* **Required task**: Go through the records underneath and count the lines that include the string "HIPS". Give nothing but the number.

* **Dataset excerpts**:
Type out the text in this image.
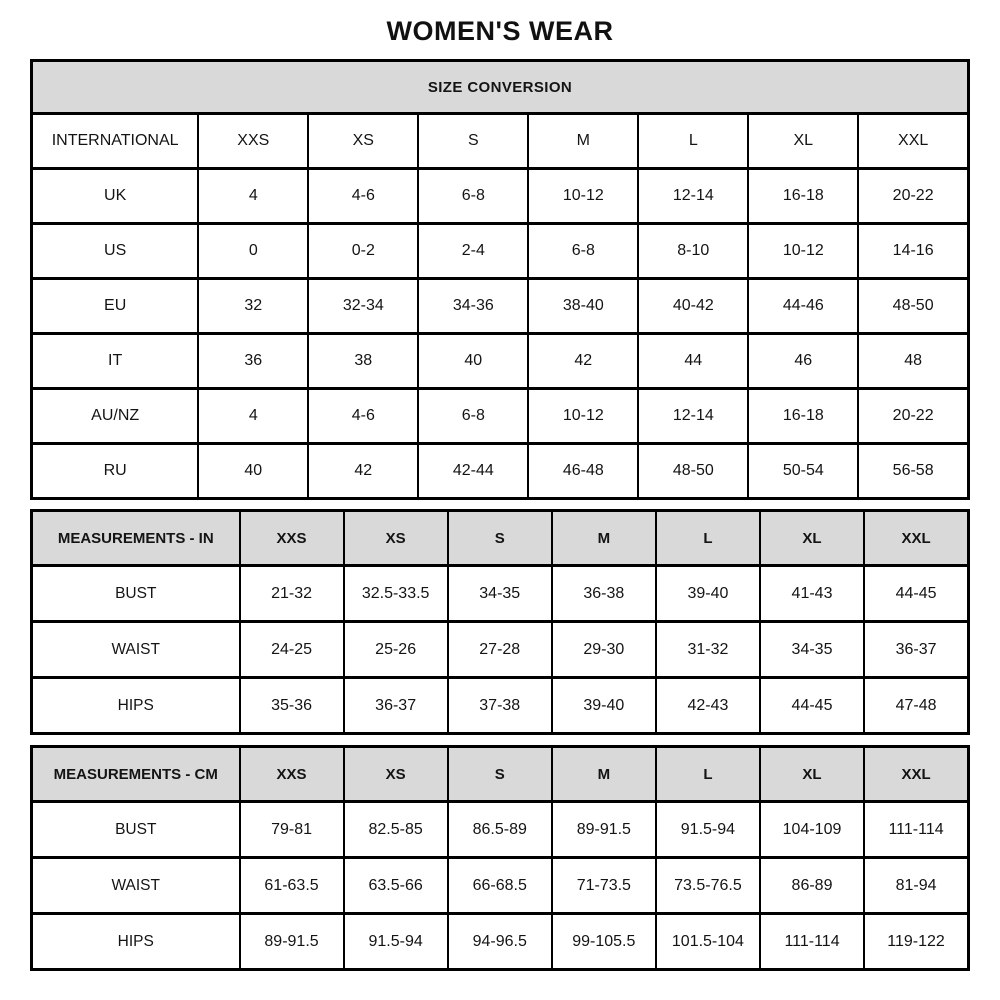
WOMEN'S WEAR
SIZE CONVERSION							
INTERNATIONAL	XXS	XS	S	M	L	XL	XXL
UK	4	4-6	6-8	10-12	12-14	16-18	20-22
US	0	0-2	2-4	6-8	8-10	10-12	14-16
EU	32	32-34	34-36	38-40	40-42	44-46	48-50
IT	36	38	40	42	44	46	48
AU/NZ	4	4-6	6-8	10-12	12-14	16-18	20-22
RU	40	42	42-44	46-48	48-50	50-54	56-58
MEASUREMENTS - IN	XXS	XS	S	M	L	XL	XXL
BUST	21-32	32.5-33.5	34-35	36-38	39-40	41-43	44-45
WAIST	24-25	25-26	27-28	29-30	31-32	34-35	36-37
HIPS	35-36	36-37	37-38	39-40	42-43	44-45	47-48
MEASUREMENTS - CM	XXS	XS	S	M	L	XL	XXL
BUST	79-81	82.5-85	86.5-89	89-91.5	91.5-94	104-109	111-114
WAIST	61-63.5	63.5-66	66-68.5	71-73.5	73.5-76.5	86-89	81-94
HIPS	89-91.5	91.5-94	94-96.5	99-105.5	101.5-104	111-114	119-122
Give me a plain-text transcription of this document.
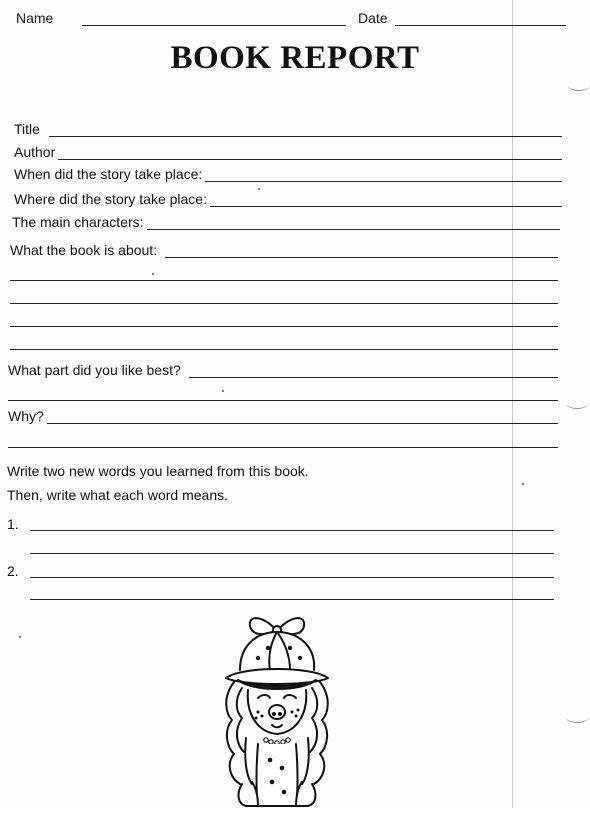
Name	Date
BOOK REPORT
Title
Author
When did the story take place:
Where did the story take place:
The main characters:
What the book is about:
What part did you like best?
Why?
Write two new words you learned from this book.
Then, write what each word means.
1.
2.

==

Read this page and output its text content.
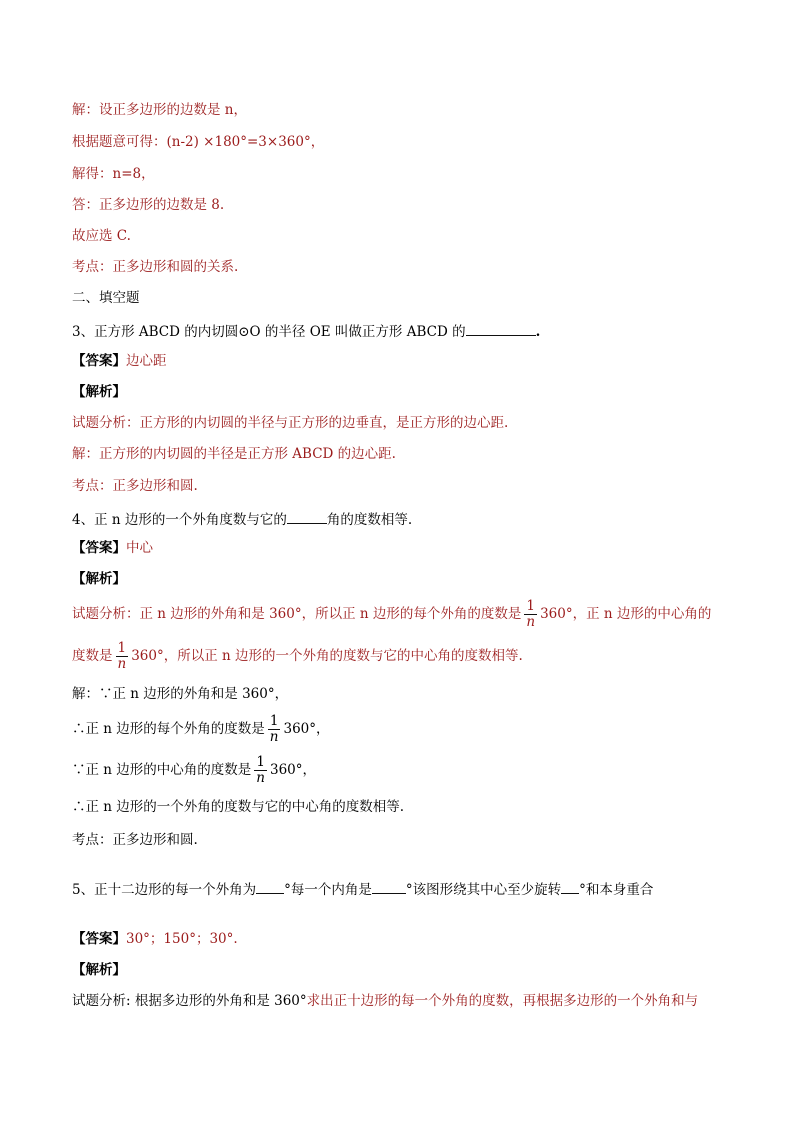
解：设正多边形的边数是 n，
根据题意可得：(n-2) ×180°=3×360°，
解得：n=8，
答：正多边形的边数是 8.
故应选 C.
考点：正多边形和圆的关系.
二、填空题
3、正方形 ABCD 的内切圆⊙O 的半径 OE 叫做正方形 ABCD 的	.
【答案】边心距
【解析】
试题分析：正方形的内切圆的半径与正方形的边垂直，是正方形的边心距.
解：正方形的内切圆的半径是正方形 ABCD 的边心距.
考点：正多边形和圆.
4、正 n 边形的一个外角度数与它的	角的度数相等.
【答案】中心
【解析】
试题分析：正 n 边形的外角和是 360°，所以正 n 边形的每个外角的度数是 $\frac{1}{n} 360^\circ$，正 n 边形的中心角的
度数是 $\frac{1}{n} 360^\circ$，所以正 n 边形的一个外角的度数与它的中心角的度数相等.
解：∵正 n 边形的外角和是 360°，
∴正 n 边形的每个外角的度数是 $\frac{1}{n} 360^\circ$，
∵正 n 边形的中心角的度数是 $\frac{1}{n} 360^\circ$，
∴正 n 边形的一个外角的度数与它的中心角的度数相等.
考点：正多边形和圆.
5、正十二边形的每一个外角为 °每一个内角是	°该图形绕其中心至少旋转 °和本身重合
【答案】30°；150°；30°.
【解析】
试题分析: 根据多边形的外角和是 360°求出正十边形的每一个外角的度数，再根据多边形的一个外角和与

* **Exercise output**: 2